··· ENTRIES SHOWN ···

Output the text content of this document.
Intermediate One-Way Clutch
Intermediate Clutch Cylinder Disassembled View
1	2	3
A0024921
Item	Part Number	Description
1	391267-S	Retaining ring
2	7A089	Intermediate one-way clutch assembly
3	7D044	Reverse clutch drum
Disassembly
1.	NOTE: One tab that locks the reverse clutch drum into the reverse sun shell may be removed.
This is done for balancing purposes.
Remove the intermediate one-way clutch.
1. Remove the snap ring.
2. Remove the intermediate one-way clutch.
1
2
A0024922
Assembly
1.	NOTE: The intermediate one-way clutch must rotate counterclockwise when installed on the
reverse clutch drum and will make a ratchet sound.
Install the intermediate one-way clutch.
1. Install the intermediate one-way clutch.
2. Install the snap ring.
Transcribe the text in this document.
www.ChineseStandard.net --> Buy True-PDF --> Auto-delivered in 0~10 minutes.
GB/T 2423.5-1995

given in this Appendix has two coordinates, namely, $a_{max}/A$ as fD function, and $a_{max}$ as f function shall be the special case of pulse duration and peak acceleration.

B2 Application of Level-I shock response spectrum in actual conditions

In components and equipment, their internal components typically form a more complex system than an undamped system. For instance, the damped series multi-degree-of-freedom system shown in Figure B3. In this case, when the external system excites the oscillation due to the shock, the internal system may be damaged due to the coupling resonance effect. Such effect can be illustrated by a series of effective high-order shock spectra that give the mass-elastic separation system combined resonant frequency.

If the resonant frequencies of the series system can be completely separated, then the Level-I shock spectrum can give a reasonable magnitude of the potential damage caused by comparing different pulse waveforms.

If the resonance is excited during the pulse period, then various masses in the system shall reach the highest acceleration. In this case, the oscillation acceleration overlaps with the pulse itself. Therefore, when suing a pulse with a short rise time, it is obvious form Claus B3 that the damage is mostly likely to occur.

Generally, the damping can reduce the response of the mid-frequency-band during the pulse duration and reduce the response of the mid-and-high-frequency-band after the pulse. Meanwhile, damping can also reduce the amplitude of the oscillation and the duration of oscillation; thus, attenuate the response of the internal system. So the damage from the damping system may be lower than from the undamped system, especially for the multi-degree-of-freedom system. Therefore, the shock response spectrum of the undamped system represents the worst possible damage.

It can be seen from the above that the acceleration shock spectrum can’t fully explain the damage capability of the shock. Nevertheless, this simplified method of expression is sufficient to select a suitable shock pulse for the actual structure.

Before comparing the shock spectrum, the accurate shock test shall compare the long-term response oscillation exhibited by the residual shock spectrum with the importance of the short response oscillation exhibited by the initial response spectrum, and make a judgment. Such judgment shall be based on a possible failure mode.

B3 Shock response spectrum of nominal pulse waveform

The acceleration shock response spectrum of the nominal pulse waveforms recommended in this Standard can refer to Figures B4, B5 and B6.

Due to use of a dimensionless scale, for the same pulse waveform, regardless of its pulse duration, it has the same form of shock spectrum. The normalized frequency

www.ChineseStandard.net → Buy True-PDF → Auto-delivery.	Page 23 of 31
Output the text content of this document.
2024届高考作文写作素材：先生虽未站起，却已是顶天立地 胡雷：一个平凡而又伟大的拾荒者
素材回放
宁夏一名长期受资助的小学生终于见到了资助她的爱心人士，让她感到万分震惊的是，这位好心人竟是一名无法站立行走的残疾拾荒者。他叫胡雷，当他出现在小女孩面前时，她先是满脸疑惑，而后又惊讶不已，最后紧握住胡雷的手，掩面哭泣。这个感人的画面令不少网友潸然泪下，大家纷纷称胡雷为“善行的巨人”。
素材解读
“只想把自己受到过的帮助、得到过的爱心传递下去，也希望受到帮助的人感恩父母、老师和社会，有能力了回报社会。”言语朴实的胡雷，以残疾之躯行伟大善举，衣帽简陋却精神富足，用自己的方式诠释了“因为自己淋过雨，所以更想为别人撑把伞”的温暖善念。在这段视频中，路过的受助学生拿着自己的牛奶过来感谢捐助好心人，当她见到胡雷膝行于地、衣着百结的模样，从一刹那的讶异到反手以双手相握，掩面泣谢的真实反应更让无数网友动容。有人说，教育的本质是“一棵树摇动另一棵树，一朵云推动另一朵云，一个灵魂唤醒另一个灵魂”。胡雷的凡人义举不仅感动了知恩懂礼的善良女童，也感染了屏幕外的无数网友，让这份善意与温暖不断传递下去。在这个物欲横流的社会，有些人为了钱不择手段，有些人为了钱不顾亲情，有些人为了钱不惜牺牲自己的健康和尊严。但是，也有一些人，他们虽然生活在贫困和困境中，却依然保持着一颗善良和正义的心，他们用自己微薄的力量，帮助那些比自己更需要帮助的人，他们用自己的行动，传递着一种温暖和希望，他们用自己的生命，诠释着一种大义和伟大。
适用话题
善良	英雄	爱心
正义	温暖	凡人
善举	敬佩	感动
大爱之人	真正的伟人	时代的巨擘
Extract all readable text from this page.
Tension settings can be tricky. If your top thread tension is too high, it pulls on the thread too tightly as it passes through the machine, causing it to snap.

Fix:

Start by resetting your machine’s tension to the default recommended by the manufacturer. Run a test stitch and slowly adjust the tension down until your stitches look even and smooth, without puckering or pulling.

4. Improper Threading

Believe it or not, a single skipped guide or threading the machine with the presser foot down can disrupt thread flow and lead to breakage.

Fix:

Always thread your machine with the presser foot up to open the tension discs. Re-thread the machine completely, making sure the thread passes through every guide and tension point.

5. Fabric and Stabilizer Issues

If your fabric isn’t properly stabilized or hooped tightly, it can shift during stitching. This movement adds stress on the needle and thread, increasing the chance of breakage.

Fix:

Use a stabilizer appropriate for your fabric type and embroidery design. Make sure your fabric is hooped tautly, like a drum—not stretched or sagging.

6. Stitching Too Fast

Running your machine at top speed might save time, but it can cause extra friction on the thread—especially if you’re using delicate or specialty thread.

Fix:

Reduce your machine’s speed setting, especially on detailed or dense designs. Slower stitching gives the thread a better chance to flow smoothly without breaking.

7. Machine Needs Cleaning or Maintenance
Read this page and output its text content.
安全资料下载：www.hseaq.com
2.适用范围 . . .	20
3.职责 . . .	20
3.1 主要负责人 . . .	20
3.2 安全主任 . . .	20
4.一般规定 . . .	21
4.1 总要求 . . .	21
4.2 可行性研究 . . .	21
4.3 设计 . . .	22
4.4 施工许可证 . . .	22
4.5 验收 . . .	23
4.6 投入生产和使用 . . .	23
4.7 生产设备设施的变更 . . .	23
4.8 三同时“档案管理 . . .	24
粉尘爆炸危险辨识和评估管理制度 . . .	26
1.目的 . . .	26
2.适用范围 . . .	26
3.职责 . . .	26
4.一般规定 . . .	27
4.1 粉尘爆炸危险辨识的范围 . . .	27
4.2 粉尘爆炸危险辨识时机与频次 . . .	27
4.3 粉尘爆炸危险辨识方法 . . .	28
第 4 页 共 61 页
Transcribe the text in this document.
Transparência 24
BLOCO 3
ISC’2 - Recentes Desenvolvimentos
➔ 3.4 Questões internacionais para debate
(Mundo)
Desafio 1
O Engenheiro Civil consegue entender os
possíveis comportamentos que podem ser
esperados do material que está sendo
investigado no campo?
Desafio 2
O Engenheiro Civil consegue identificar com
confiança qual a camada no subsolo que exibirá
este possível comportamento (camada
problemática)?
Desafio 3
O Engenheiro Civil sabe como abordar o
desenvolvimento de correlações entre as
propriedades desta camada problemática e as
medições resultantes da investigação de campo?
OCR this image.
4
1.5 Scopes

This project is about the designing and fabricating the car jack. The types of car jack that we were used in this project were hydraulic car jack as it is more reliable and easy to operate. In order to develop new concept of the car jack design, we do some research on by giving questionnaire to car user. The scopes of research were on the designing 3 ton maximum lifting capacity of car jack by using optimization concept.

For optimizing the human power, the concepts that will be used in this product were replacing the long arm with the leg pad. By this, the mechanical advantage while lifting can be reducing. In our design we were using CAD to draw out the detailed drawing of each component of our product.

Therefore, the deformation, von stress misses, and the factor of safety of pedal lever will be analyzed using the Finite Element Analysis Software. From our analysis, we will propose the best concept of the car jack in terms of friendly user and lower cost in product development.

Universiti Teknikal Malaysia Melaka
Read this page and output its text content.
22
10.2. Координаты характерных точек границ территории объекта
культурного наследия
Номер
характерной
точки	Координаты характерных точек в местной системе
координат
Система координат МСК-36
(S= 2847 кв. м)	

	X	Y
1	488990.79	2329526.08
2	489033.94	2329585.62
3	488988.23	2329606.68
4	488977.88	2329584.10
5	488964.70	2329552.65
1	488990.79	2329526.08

···

- **DIRECTIONS FOR THIS TASK**
Find every line with "without" in the listing and state how many there are, nothing else.

- **FULL ANSWER**
2